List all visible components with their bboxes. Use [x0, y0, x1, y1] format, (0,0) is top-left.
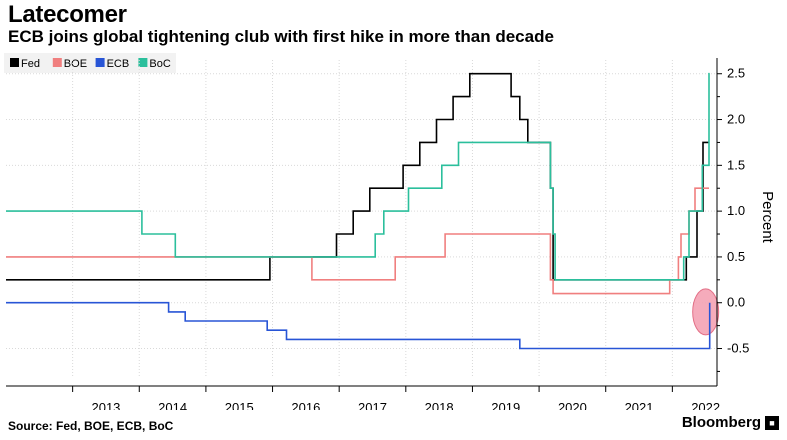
legend-label-boc: BoC — [149, 58, 170, 70]
legend-swatch-boc — [138, 58, 148, 67]
source-note: Source: Fed, BOE, ECB, BoC — [8, 419, 174, 433]
highlight-ellipse — [692, 288, 720, 336]
legend: Fed BOE ECB BoC — [4, 53, 176, 73]
legend-swatch-ecb — [95, 58, 105, 67]
x-tick-label: 2021 — [625, 400, 654, 410]
series-line-boc — [6, 72, 710, 281]
x-tick-label: 2016 — [291, 400, 320, 410]
x-tick-label: 2022 — [691, 400, 720, 410]
x-tick-label: 2015 — [225, 400, 254, 410]
annotation-layer — [692, 288, 720, 336]
brand: Bloomberg ■ — [682, 414, 779, 431]
y-tick-label: 1.5 — [727, 157, 745, 172]
chart-canvas: Fed BOE ECB BoC -0.5 0.0 0.5 1.0 1.5 2.0 2.5 2013 2… — [4, 53, 776, 410]
axes: -0.5 0.0 0.5 1.0 1.5 2.0 2.5 2013 2014 2015 2016 20… — [6, 58, 749, 410]
legend-label-ecb: ECB — [107, 58, 130, 70]
x-tick-label: 2018 — [425, 400, 454, 410]
x-tick-label: 2014 — [158, 400, 187, 410]
series-line-fed — [6, 72, 709, 281]
x-tick-label: 2020 — [558, 400, 587, 410]
chart-subtitle: ECB joins global tightening club with fi… — [8, 27, 554, 46]
series-layer — [6, 72, 711, 350]
x-tick-label: 2019 — [491, 400, 520, 410]
legend-label-fed: Fed — [21, 58, 40, 70]
chart-title: Latecomer — [8, 1, 127, 28]
legend-swatch-fed — [10, 58, 19, 67]
y-tick-label: 2.0 — [727, 112, 745, 127]
x-tick-label: 2013 — [91, 400, 120, 410]
y-tick-label: 0.5 — [727, 249, 745, 264]
series-line-boe — [6, 187, 709, 295]
y-tick-label: -0.5 — [727, 341, 749, 356]
series-line-ecb — [6, 301, 711, 350]
x-tick-label: 2017 — [358, 400, 387, 410]
y-axis-label: Percent — [759, 191, 776, 244]
gridlines — [6, 60, 717, 376]
legend-label-boe: BOE — [64, 58, 87, 70]
y-tick-label: 0.0 — [727, 295, 745, 310]
bloomberg-logo-icon: ■ — [765, 415, 779, 430]
legend-swatch-boe — [52, 58, 62, 67]
legend-background — [4, 53, 176, 73]
y-tick-label: 2.5 — [727, 66, 745, 81]
y-tick-label: 1.0 — [727, 203, 745, 218]
brand-label: Bloomberg — [681, 414, 761, 431]
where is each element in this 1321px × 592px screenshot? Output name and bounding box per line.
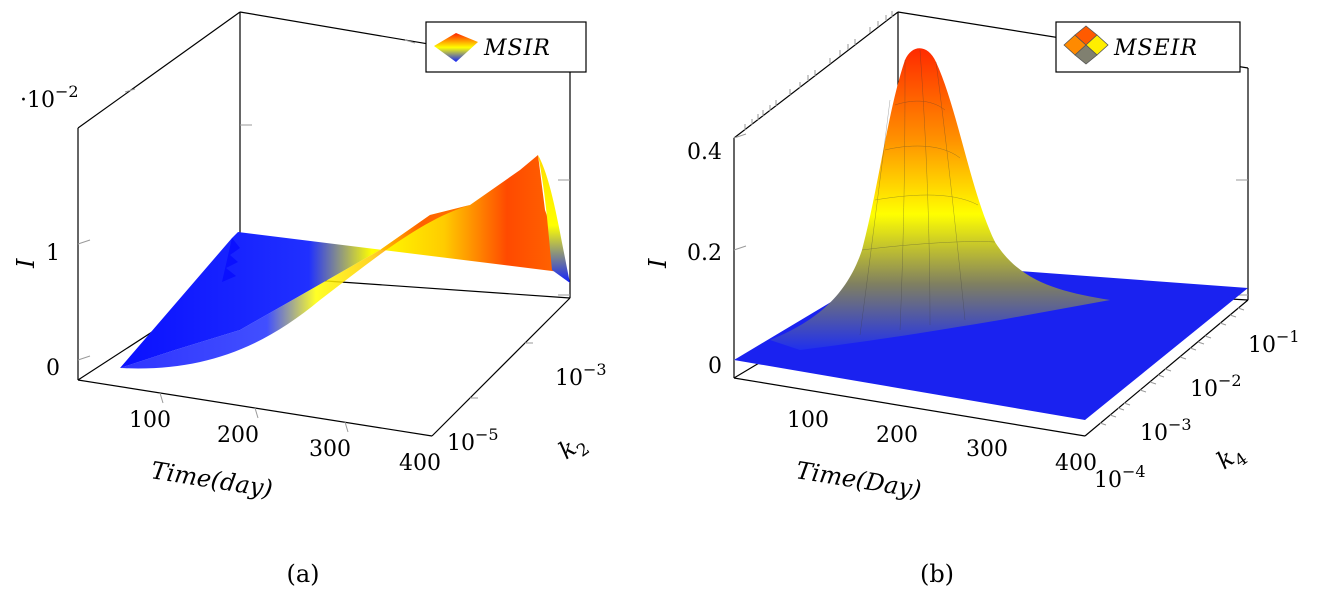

Your goal: Lay out every line of the listing above as a JSON list of strings, one string per line, with blank lines dropped. Leave the pictures out of the answer.

Exercise result:
[
  "List all visible components with their bboxes. Use [x0, y0, x1, y1] format, (0,0) is top-left.",
  "legend-label-boc: BoC — [149, 58, 170, 70]",
  "legend-swatch-boc — [138, 58, 148, 67]",
  "source-note: Source: Fed, BOE, ECB, BoC — [8, 419, 174, 433]",
  "highlight-ellipse — [692, 288, 720, 336]",
  "legend: Fed BOE ECB BoC — [4, 53, 176, 73]",
  "legend-swatch-ecb — [95, 58, 105, 67]",
  "x-tick-label: 2021 — [625, 400, 654, 410]",
  "series-line-boc — [6, 72, 710, 281]",
  "x-tick-label: 2016 — [291, 400, 320, 410]",
  "x-tick-label: 2022 — [691, 400, 720, 410]",
  "x-tick-label: 2015 — [225, 400, 254, 410]",
  "annotation-layer — [692, 288, 720, 336]",
  "brand: Bloomberg ■ — [682, 414, 779, 431]",
  "y-tick-label: 1.5 — [727, 157, 745, 172]",
  "chart-canvas: Fed BOE ECB BoC -0.5 0.0 0.5 1.0 1.5 2.0 2.5 2013 2… — [4, 53, 776, 410]",
  "axes: -0.5 0.0 0.5 1.0 1.5 2.0 2.5 2013 2014 2015 2016 20… — [6, 58, 749, 410]",
  "legend-label-ecb: ECB — [107, 58, 130, 70]",
  "x-tick-label: 2018 — [425, 400, 454, 410]",
  "x-tick-label: 2014 — [158, 400, 187, 410]",
  "series-line-fed — [6, 72, 709, 281]",
  "x-tick-label: 2020 — [558, 400, 587, 410]",
  "chart-subtitle: ECB joins global tightening club with fi… — [8, 27, 554, 46]",
  "series-layer — [6, 72, 711, 350]",
  "x-tick-label: 2019 — [491, 400, 520, 410]",
  "legend-label-fed: Fed — [21, 58, 40, 70]",
  "chart-title: Latecomer — [8, 1, 127, 28]",
  "legend-swatch-fed — [10, 58, 19, 67]",
  "y-tick-label: 2.0 — [727, 112, 745, 127]",
  "x-tick-label: 2013 — [91, 400, 120, 410]",
  "y-tick-label: 0.5 — [727, 249, 745, 264]",
  "series-line-boe — [6, 187, 709, 295]",
  "y-tick-label: -0.5 — [727, 341, 749, 356]",
  "series-line-ecb — [6, 301, 711, 350]",
  "x-tick-label: 2017 — [358, 400, 387, 410]",
  "y-axis-label: Percent — [759, 191, 776, 244]",
  "gridlines — [6, 60, 717, 376]",
  "legend-label-boe: BOE — [64, 58, 87, 70]",
  "y-tick-label: 0.0 — [727, 295, 745, 310]",
  "bloomberg-logo-icon: ■ — [765, 415, 779, 430]",
  "legend-swatch-boe — [52, 58, 62, 67]",
  "legend-background — [4, 53, 176, 73]",
  "y-tick-label: 2.5 — [727, 66, 745, 81]",
  "y-tick-label: 1.0 — [727, 203, 745, 218]",
  "brand-label: Bloomberg — [681, 414, 761, 431]",
  "where is each element in this 1321px × 592px screenshot? Output name and bounding box per line."
]